[Records]
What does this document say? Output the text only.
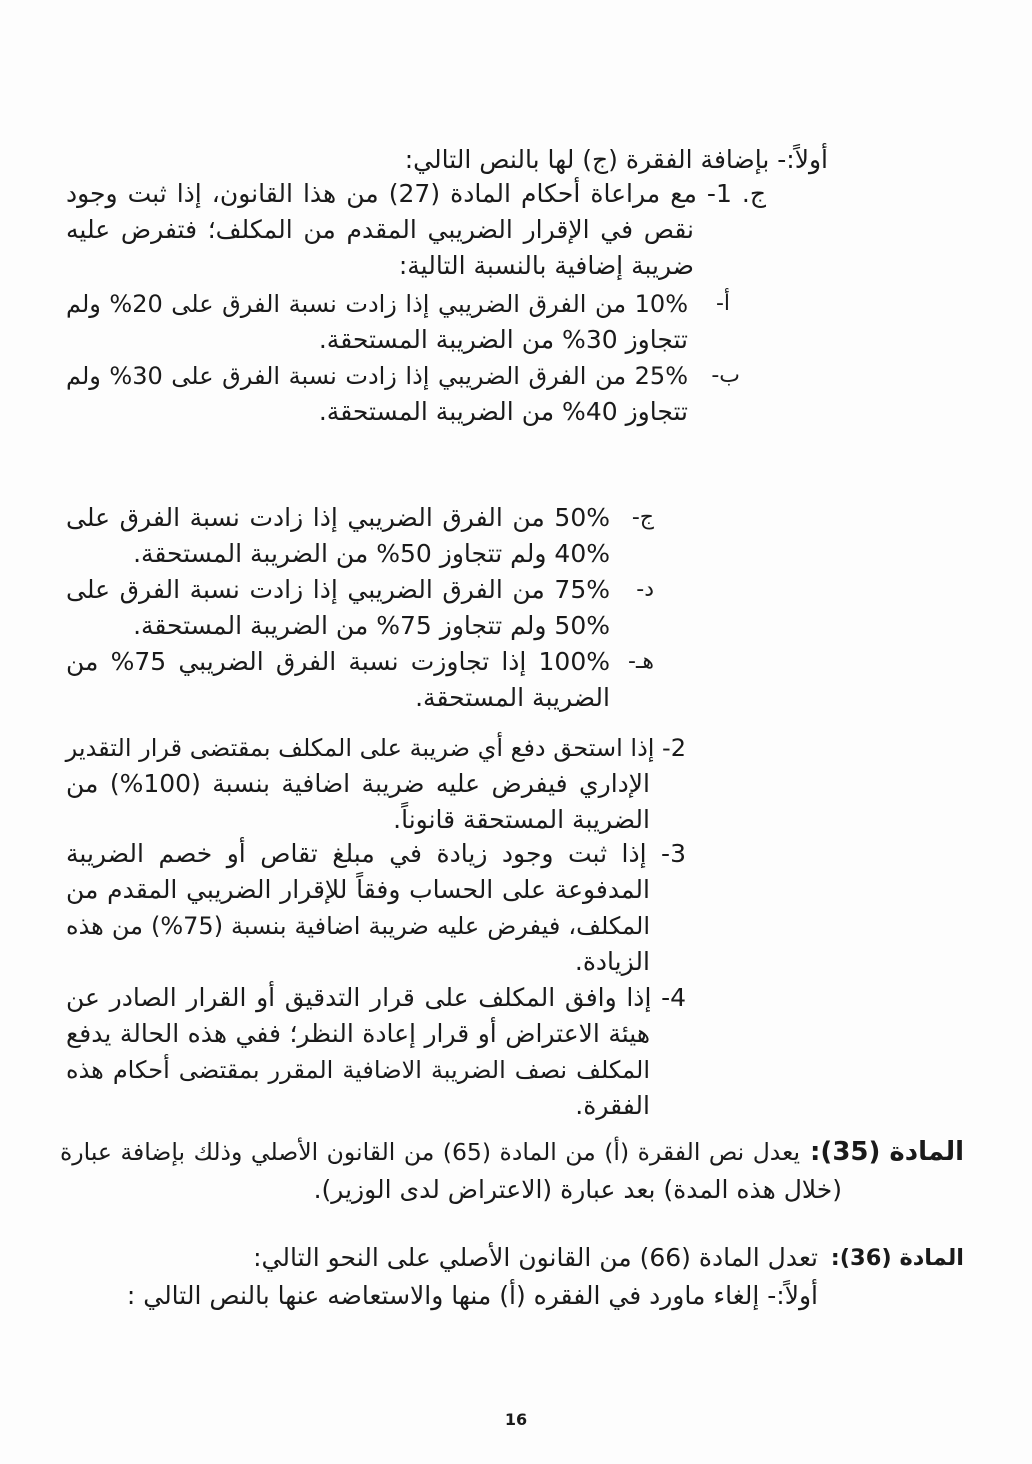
أولاً:- بإضافة الفقرة (ج) لها بالنص التالي:
ج. 1- مع مراعاة أحكام المادة (27) من هذا القانون، إذا ثبت وجود
نقص في الإقرار الضريبي المقدم من المكلف؛ فتفرض عليه
ضريبة إضافية بالنسبة التالية:
أ-
10% من الفرق الضريبي إذا زادت نسبة الفرق على 20% ولم
تتجاوز 30% من الضريبة المستحقة.
ب-
25% من الفرق الضريبي إذا زادت نسبة الفرق على 30% ولم
تتجاوز 40% من الضريبة المستحقة.
ج-
50% من الفرق الضريبي إذا زادت نسبة الفرق على
40% ولم تتجاوز 50% من الضريبة المستحقة.
د-
75% من الفرق الضريبي إذا زادت نسبة الفرق على
50% ولم تتجاوز 75% من الضريبة المستحقة.
هـ-
100% إذا تجاوزت نسبة الفرق الضريبي 75% من
الضريبة المستحقة.
2- إذا استحق دفع أي ضريبة على المكلف بمقتضى قرار التقدير
الإداري فيفرض عليه ضريبة اضافية بنسبة (100%) من
الضريبة المستحقة قانوناً.
3- إذا ثبت وجود زيادة في مبلغ تقاص أو خصم الضريبة
المدفوعة على الحساب وفقاً للإقرار الضريبي المقدم من
المكلف، فيفرض عليه ضريبة اضافية بنسبة (75%) من هذه
الزيادة.
4- إذا وافق المكلف على قرار التدقيق أو القرار الصادر عن
هيئة الاعتراض أو قرار إعادة النظر؛ ففي هذه الحالة يدفع
المكلف نصف الضريبة الاضافية المقرر بمقتضى أحكام هذه
الفقرة.
المادة (35):
يعدل نص الفقرة (أ) من المادة (65) من القانون الأصلي وذلك بإضافة عبارة
(خلال هذه المدة) بعد عبارة (الاعتراض لدى الوزير).
المادة (36):
تعدل المادة (66) من القانون الأصلي على النحو التالي:
أولاً:- إلغاء ماورد في الفقره (أ) منها والاستعاضه عنها بالنص التالي :
16
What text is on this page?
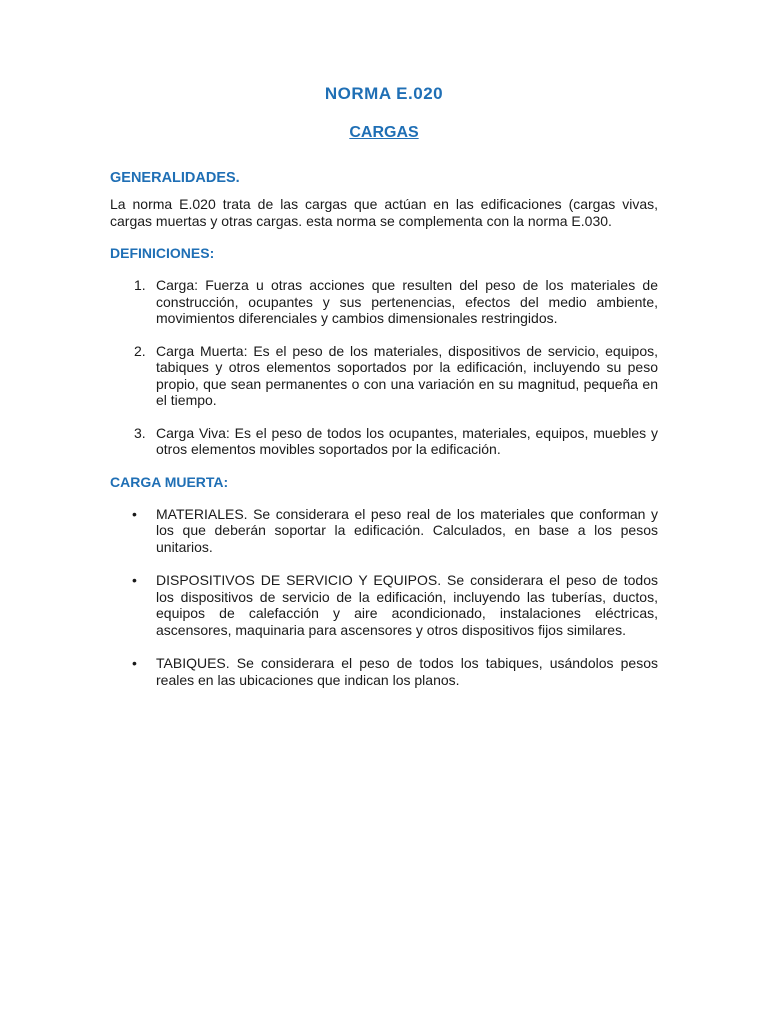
NORMA E.020
CARGAS
GENERALIDADES.

La norma E.020 trata de las cargas que actúan en las edificaciones (cargas vivas, cargas muertas y otras cargas. esta norma se complementa con la norma E.030.

DEFINICIONES:
1. Carga: Fuerza u otras acciones que resulten del peso de los materiales de construcción, ocupantes y sus pertenencias, efectos del medio ambiente, movimientos diferenciales y cambios dimensionales restringidos.
2. Carga Muerta: Es el peso de los materiales, dispositivos de servicio, equipos, tabiques y otros elementos soportados por la edificación, incluyendo su peso propio, que sean permanentes o con una variación en su magnitud, pequeña en el tiempo.
3. Carga Viva: Es el peso de todos los ocupantes, materiales, equipos, muebles y otros elementos movibles soportados por la edificación.
CARGA MUERTA:
• MATERIALES. Se considerara el peso real de los materiales que conforman y los que deberán soportar la edificación. Calculados, en base a los pesos unitarios.
• DISPOSITIVOS DE SERVICIO Y EQUIPOS. Se considerara el peso de todos los dispositivos de servicio de la edificación, incluyendo las tuberías, ductos, equipos de calefacción y aire acondicionado, instalaciones eléctricas, ascensores, maquinaria para ascensores y otros dispositivos fijos similares.
• TABIQUES. Se considerara el peso de todos los tabiques, usándolos pesos reales en las ubicaciones que indican los planos.
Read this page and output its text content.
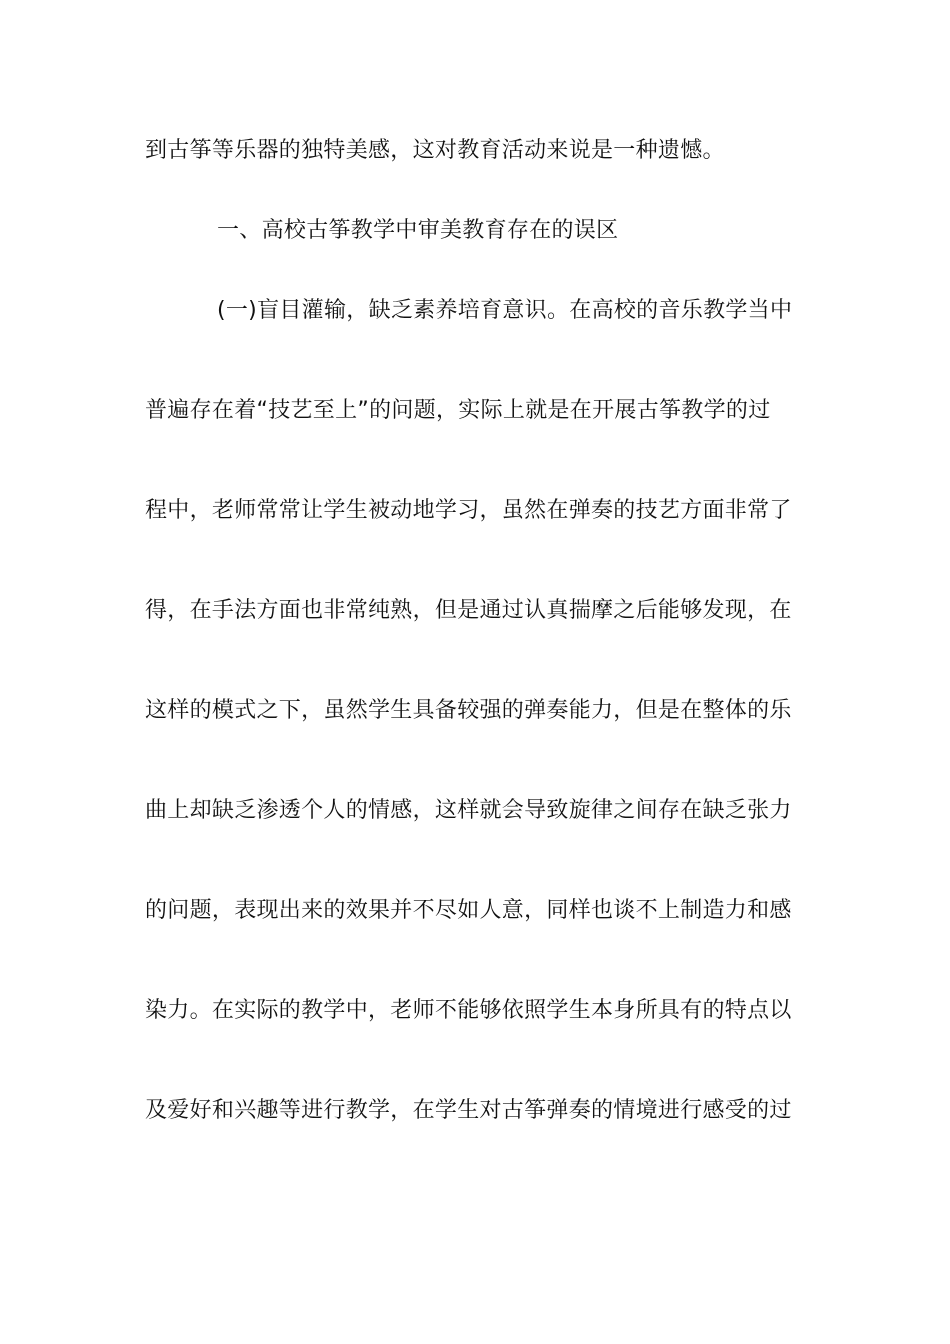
到古筝等乐器的独特美感，这对教育活动来说是一种遗憾。
一、高校古筝教学中审美教育存在的误区
(一)盲目灌输，缺乏素养培育意识。在高校的音乐教学当中
普遍存在着“技艺至上”的问题，实际上就是在开展古筝教学的过
程中，老师常常让学生被动地学习，虽然在弹奏的技艺方面非常了
得，在手法方面也非常纯熟，但是通过认真揣摩之后能够发现，在
这样的模式之下，虽然学生具备较强的弹奏能力，但是在整体的乐
曲上却缺乏渗透个人的情感，这样就会导致旋律之间存在缺乏张力
的问题，表现出来的效果并不尽如人意，同样也谈不上制造力和感
染力。在实际的教学中，老师不能够依照学生本身所具有的特点以
及爱好和兴趣等进行教学，在学生对古筝弹奏的情境进行感受的过
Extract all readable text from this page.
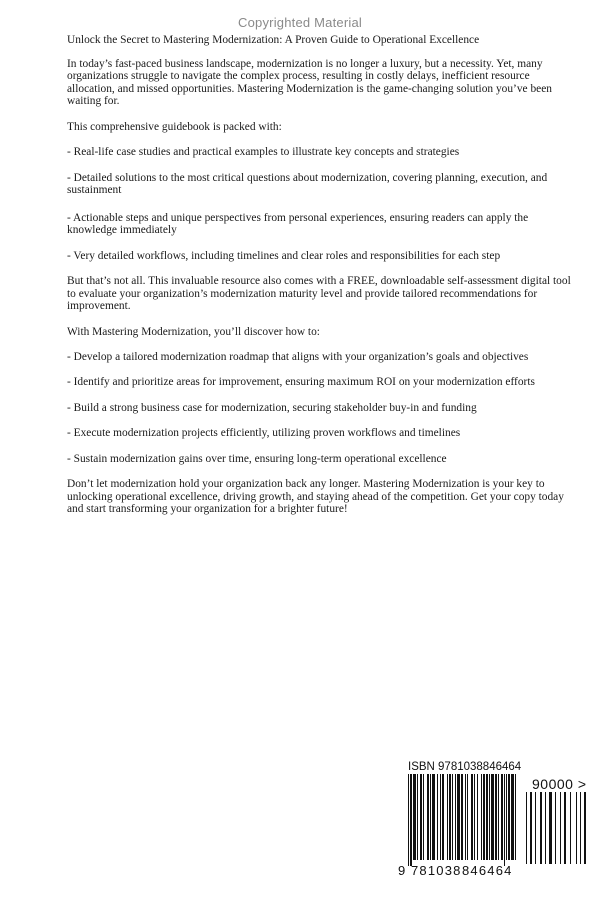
Copyrighted Material

Unlock the Secret to Mastering Modernization: A Proven Guide to Operational Excellence

In today’s fast-paced business landscape, modernization is no longer a luxury, but a necessity. Yet, many organizations struggle to navigate the complex process, resulting in costly delays, inefficient resource allocation, and missed opportunities. Mastering Modernization is the game-changing solution you’ve been waiting for.

This comprehensive guidebook is packed with:

- Real-life case studies and practical examples to illustrate key concepts and strategies

- Detailed solutions to the most critical questions about modernization, covering planning, execution, and sustainment

- Actionable steps and unique perspectives from personal experiences, ensuring readers can apply the knowledge immediately

- Very detailed workflows, including timelines and clear roles and responsibilities for each step

But that’s not all. This invaluable resource also comes with a FREE, downloadable self-assessment digital tool to evaluate your organization’s modernization maturity level and provide tailored recommendations for improvement.

With Mastering Modernization, you’ll discover how to:

- Develop a tailored modernization roadmap that aligns with your organization’s goals and objectives

- Identify and prioritize areas for improvement, ensuring maximum ROI on your modernization efforts

- Build a strong business case for modernization, securing stakeholder buy-in and funding

- Execute modernization projects efficiently, utilizing proven workflows and timelines

- Sustain modernization gains over time, ensuring long-term operational excellence

Don’t let modernization hold your organization back any longer. Mastering Modernization is your key to unlocking operational excellence, driving growth, and staying ahead of the competition. Get your copy today and start transforming your organization for a brighter future!

ISBN 9781038846464
90000 >
9 781038 846464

JOB
Starting at the line that holds "Extract all readable text from this page.", copy each line exactly through the end of the listing, both ends included. Leave the pictures out.

OUTPUT
Extract all readable text from this page.
Copyrighted Material

Unlock the Secret to Mastering Modernization: A Proven Guide to Operational Excellence

In today’s fast-paced business landscape, modernization is no longer a luxury, but a necessity. Yet, many organizations struggle to navigate the complex process, resulting in costly delays, inefficient resource allocation, and missed opportunities. Mastering Modernization is the game-changing solution you’ve been waiting for.

This comprehensive guidebook is packed with:

- Real-life case studies and practical examples to illustrate key concepts and strategies

- Detailed solutions to the most critical questions about modernization, covering planning, execution, and sustainment

- Actionable steps and unique perspectives from personal experiences, ensuring readers can apply the knowledge immediately

- Very detailed workflows, including timelines and clear roles and responsibilities for each step

But that’s not all. This invaluable resource also comes with a FREE, downloadable self-assessment digital tool to evaluate your organization’s modernization maturity level and provide tailored recommendations for improvement.

With Mastering Modernization, you’ll discover how to:

- Develop a tailored modernization roadmap that aligns with your organization’s goals and objectives

- Identify and prioritize areas for improvement, ensuring maximum ROI on your modernization efforts

- Build a strong business case for modernization, securing stakeholder buy-in and funding

- Execute modernization projects efficiently, utilizing proven workflows and timelines

- Sustain modernization gains over time, ensuring long-term operational excellence

Don’t let modernization hold your organization back any longer. Mastering Modernization is your key to unlocking operational excellence, driving growth, and staying ahead of the competition. Get your copy today and start transforming your organization for a brighter future!

ISBN 9781038846464
90000 >
9 781038 846464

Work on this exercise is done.